* [Data for this task]:
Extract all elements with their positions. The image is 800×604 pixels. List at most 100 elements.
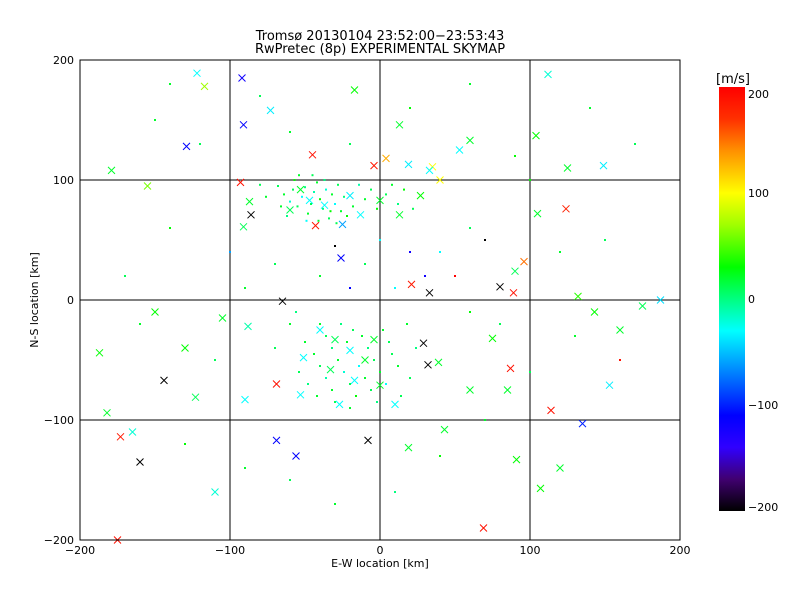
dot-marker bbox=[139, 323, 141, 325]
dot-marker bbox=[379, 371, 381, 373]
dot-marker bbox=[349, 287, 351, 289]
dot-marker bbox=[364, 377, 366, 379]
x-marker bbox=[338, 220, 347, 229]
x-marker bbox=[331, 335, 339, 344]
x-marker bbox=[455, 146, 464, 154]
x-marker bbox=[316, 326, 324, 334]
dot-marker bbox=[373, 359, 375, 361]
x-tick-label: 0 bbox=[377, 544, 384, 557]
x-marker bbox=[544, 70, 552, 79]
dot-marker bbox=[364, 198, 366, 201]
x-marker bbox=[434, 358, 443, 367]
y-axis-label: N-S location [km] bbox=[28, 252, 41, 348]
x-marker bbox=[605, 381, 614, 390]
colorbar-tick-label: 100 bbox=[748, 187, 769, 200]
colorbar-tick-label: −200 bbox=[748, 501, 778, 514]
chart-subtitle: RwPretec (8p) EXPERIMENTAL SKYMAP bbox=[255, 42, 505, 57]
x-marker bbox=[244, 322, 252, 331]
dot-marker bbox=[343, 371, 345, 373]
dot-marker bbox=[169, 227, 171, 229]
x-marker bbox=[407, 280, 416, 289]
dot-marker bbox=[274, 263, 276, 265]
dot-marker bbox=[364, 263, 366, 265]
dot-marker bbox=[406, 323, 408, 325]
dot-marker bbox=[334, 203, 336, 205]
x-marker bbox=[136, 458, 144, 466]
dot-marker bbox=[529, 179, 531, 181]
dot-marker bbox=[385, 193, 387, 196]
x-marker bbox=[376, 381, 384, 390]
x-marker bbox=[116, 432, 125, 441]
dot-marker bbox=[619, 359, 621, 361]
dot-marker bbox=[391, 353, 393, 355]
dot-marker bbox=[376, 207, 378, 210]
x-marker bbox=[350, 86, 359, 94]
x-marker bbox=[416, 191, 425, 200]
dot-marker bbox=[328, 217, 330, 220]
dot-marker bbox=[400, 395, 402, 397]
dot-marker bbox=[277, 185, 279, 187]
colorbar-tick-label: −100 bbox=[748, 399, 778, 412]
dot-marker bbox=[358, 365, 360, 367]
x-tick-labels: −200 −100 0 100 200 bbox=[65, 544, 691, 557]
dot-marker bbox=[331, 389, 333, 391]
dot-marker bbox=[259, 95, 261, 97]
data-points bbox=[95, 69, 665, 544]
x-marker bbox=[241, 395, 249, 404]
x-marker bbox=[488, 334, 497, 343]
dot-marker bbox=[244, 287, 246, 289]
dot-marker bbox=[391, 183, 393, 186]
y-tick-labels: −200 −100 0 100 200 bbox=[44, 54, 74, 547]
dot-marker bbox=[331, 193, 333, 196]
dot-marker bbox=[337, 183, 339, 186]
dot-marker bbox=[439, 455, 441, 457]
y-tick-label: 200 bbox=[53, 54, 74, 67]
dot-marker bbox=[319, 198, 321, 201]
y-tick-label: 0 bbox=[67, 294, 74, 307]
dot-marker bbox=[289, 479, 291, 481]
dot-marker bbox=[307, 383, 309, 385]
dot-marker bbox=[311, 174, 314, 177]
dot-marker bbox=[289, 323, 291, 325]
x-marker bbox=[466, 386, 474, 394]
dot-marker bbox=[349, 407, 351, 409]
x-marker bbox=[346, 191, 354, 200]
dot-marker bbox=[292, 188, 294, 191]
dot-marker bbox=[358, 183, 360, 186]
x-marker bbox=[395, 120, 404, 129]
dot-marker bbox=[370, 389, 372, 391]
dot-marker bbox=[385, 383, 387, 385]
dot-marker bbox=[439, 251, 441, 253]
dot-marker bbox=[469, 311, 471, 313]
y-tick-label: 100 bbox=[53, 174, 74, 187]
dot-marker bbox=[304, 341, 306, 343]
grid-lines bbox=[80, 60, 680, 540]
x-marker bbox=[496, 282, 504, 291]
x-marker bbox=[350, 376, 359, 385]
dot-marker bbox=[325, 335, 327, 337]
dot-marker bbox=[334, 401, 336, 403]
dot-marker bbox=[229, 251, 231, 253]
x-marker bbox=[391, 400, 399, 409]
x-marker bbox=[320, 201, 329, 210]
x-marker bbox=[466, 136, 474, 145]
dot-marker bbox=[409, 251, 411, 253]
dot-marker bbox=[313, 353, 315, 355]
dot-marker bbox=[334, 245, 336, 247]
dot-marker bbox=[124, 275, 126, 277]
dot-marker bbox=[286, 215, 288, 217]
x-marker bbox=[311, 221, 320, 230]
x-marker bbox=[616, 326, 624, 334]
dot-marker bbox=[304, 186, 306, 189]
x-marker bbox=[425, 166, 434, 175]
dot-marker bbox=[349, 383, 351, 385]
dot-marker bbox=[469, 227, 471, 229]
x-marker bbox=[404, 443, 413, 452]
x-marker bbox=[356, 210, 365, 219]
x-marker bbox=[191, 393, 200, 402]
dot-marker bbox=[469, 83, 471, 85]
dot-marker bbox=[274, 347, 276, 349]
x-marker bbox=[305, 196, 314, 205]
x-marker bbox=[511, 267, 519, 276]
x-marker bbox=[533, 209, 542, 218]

* * *

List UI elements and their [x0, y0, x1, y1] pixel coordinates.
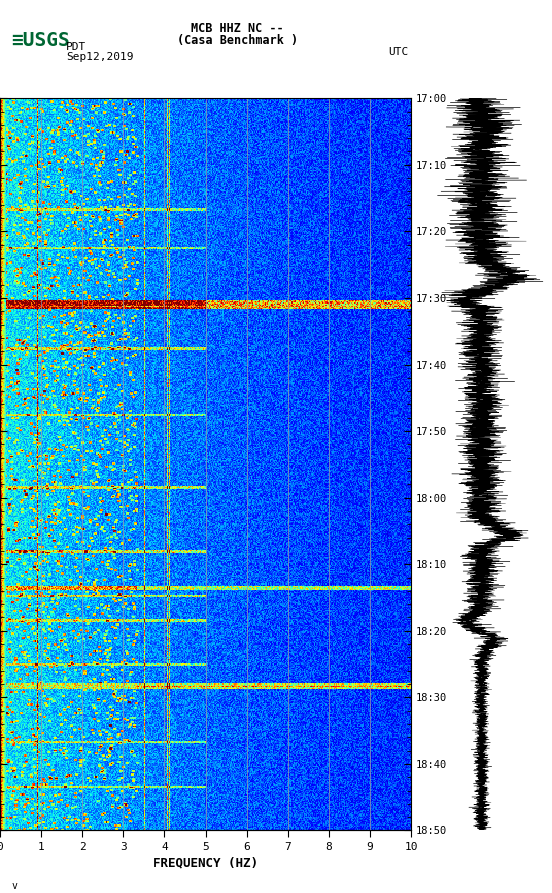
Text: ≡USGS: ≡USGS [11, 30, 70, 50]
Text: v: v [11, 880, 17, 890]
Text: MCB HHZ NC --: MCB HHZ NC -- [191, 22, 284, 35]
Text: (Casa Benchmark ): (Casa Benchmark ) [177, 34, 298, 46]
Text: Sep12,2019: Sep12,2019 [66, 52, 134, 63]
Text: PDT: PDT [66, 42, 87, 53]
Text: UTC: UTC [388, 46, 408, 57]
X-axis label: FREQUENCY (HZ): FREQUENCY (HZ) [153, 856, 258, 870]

* [What needs to be done]: Rewrite the lines starting at the one containing "Extract all elements" and ending at the one containing "x-marker bbox=[488, 334, 497, 343]", changing every "dot-marker" to "point-marker" and keeping everything else the same. Return only those lines, and leave the picture out.

* [The response]:
Extract all elements with their positions. The image is 800×604 pixels. List at most 100 elements.
point-marker bbox=[139, 323, 141, 325]
point-marker bbox=[379, 371, 381, 373]
point-marker bbox=[349, 287, 351, 289]
point-marker bbox=[364, 377, 366, 379]
x-marker bbox=[338, 220, 347, 229]
x-marker bbox=[331, 335, 339, 344]
x-marker bbox=[455, 146, 464, 154]
x-marker bbox=[316, 326, 324, 334]
point-marker bbox=[373, 359, 375, 361]
x-tick-label: 0 bbox=[377, 544, 384, 557]
x-marker bbox=[544, 70, 552, 79]
point-marker bbox=[364, 198, 366, 201]
x-marker bbox=[434, 358, 443, 367]
y-axis-label: N-S location [km] bbox=[28, 252, 41, 348]
x-marker bbox=[605, 381, 614, 390]
colorbar-tick-label: 100 bbox=[748, 187, 769, 200]
colorbar-tick-label: −200 bbox=[748, 501, 778, 514]
chart-subtitle: RwPretec (8p) EXPERIMENTAL SKYMAP bbox=[255, 42, 505, 57]
x-marker bbox=[244, 322, 252, 331]
point-marker bbox=[343, 371, 345, 373]
point-marker bbox=[169, 227, 171, 229]
x-marker bbox=[407, 280, 416, 289]
point-marker bbox=[274, 263, 276, 265]
point-marker bbox=[364, 263, 366, 265]
point-marker bbox=[406, 323, 408, 325]
point-marker bbox=[334, 203, 336, 205]
x-marker bbox=[136, 458, 144, 466]
point-marker bbox=[529, 179, 531, 181]
point-marker bbox=[385, 193, 387, 196]
x-marker bbox=[376, 381, 384, 390]
x-marker bbox=[116, 432, 125, 441]
point-marker bbox=[619, 359, 621, 361]
point-marker bbox=[391, 353, 393, 355]
point-marker bbox=[376, 207, 378, 210]
x-marker bbox=[350, 86, 359, 94]
x-marker bbox=[416, 191, 425, 200]
point-marker bbox=[328, 217, 330, 220]
point-marker bbox=[400, 395, 402, 397]
point-marker bbox=[277, 185, 279, 187]
colorbar-tick-label: −100 bbox=[748, 399, 778, 412]
point-marker bbox=[358, 365, 360, 367]
x-tick-labels: −200 −100 0 100 200 bbox=[65, 544, 691, 557]
point-marker bbox=[331, 389, 333, 391]
point-marker bbox=[259, 95, 261, 97]
data-points bbox=[95, 69, 665, 544]
x-marker bbox=[241, 395, 249, 404]
x-marker bbox=[488, 334, 497, 343]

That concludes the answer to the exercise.